Problem to solve: Do not include the pictures; repeat the rest of the data exactly.

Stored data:

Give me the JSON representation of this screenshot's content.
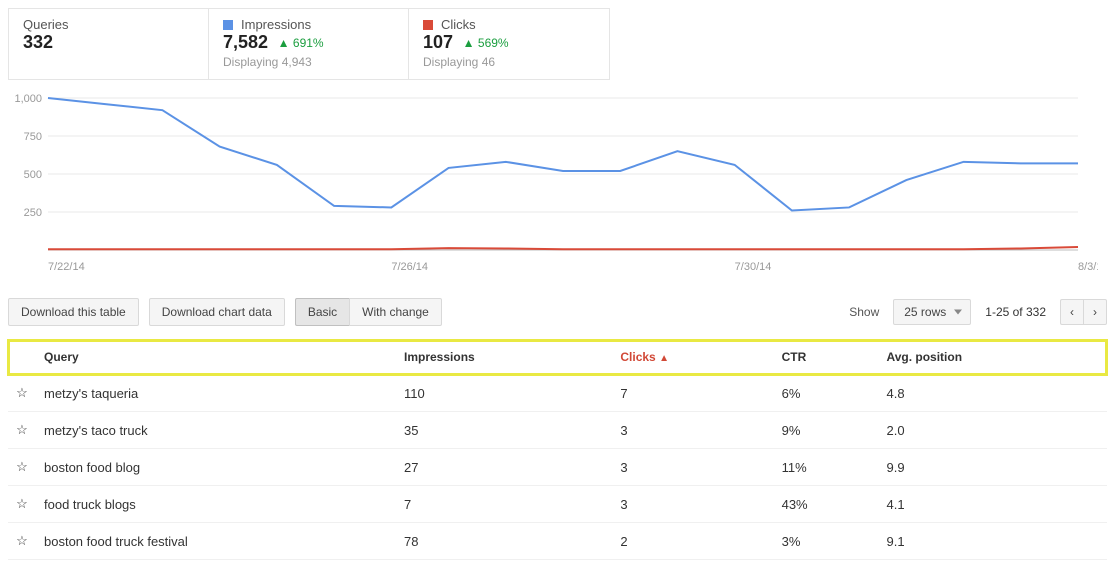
{
  "stats": {
    "queries": {
      "label": "Queries",
      "value": "332"
    },
    "impress": {
      "label": "Impressions",
      "value": "7,582",
      "change": "691%",
      "sub": "Displaying 4,943"
    },
    "clicks": {
      "label": "Clicks",
      "value": "107",
      "change": "569%",
      "sub": "Displaying 46"
    }
  },
  "toolbar": {
    "download_table": "Download this table",
    "download_chart": "Download chart data",
    "basic": "Basic",
    "with_change": "With change",
    "show_label": "Show",
    "rows_select": "25 rows",
    "range": "1-25 of 332"
  },
  "chart_data": {
    "type": "line",
    "yticks": [
      "1,000",
      "750",
      "500",
      "250"
    ],
    "xticks": [
      "7/22/14",
      "7/26/14",
      "7/30/14",
      "8/3/14"
    ],
    "ylim": [
      0,
      1000
    ],
    "series": [
      {
        "name": "Impressions",
        "color": "#5b92e5",
        "values": [
          1050,
          960,
          920,
          680,
          560,
          290,
          280,
          540,
          580,
          520,
          520,
          650,
          560,
          260,
          280,
          460,
          580,
          570,
          570
        ]
      },
      {
        "name": "Clicks",
        "color": "#d94a38",
        "values": [
          5,
          5,
          5,
          5,
          5,
          5,
          5,
          12,
          10,
          5,
          5,
          5,
          5,
          5,
          5,
          5,
          5,
          10,
          20
        ]
      }
    ]
  },
  "table": {
    "headers": {
      "query": "Query",
      "impressions": "Impressions",
      "clicks": "Clicks",
      "ctr": "CTR",
      "avg": "Avg. position"
    },
    "rows": [
      {
        "query": "metzy's taqueria",
        "impressions": "110",
        "clicks": "7",
        "ctr": "6%",
        "avg": "4.8"
      },
      {
        "query": "metzy's taco truck",
        "impressions": "35",
        "clicks": "3",
        "ctr": "9%",
        "avg": "2.0"
      },
      {
        "query": "boston food blog",
        "impressions": "27",
        "clicks": "3",
        "ctr": "11%",
        "avg": "9.9"
      },
      {
        "query": "food truck blogs",
        "impressions": "7",
        "clicks": "3",
        "ctr": "43%",
        "avg": "4.1"
      },
      {
        "query": "boston food truck festival",
        "impressions": "78",
        "clicks": "2",
        "ctr": "3%",
        "avg": "9.1"
      }
    ]
  }
}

Complete response:
Give me the JSON representation of this screenshot's content.
{
  "stats": {
    "queries": {
      "label": "Queries",
      "value": "332"
    },
    "impress": {
      "label": "Impressions",
      "value": "7,582",
      "change": "691%",
      "sub": "Displaying 4,943"
    },
    "clicks": {
      "label": "Clicks",
      "value": "107",
      "change": "569%",
      "sub": "Displaying 46"
    }
  },
  "toolbar": {
    "download_table": "Download this table",
    "download_chart": "Download chart data",
    "basic": "Basic",
    "with_change": "With change",
    "show_label": "Show",
    "rows_select": "25 rows",
    "range": "1-25 of 332"
  },
  "chart_data": {
    "type": "line",
    "yticks": [
      "1,000",
      "750",
      "500",
      "250"
    ],
    "xticks": [
      "7/22/14",
      "7/26/14",
      "7/30/14",
      "8/3/14"
    ],
    "ylim": [
      0,
      1000
    ],
    "series": [
      {
        "name": "Impressions",
        "color": "#5b92e5",
        "values": [
          1050,
          960,
          920,
          680,
          560,
          290,
          280,
          540,
          580,
          520,
          520,
          650,
          560,
          260,
          280,
          460,
          580,
          570,
          570
        ]
      },
      {
        "name": "Clicks",
        "color": "#d94a38",
        "values": [
          5,
          5,
          5,
          5,
          5,
          5,
          5,
          12,
          10,
          5,
          5,
          5,
          5,
          5,
          5,
          5,
          5,
          10,
          20
        ]
      }
    ]
  },
  "table": {
    "headers": {
      "query": "Query",
      "impressions": "Impressions",
      "clicks": "Clicks",
      "ctr": "CTR",
      "avg": "Avg. position"
    },
    "rows": [
      {
        "query": "metzy's taqueria",
        "impressions": "110",
        "clicks": "7",
        "ctr": "6%",
        "avg": "4.8"
      },
      {
        "query": "metzy's taco truck",
        "impressions": "35",
        "clicks": "3",
        "ctr": "9%",
        "avg": "2.0"
      },
      {
        "query": "boston food blog",
        "impressions": "27",
        "clicks": "3",
        "ctr": "11%",
        "avg": "9.9"
      },
      {
        "query": "food truck blogs",
        "impressions": "7",
        "clicks": "3",
        "ctr": "43%",
        "avg": "4.1"
      },
      {
        "query": "boston food truck festival",
        "impressions": "78",
        "clicks": "2",
        "ctr": "3%",
        "avg": "9.1"
      }
    ]
  }
}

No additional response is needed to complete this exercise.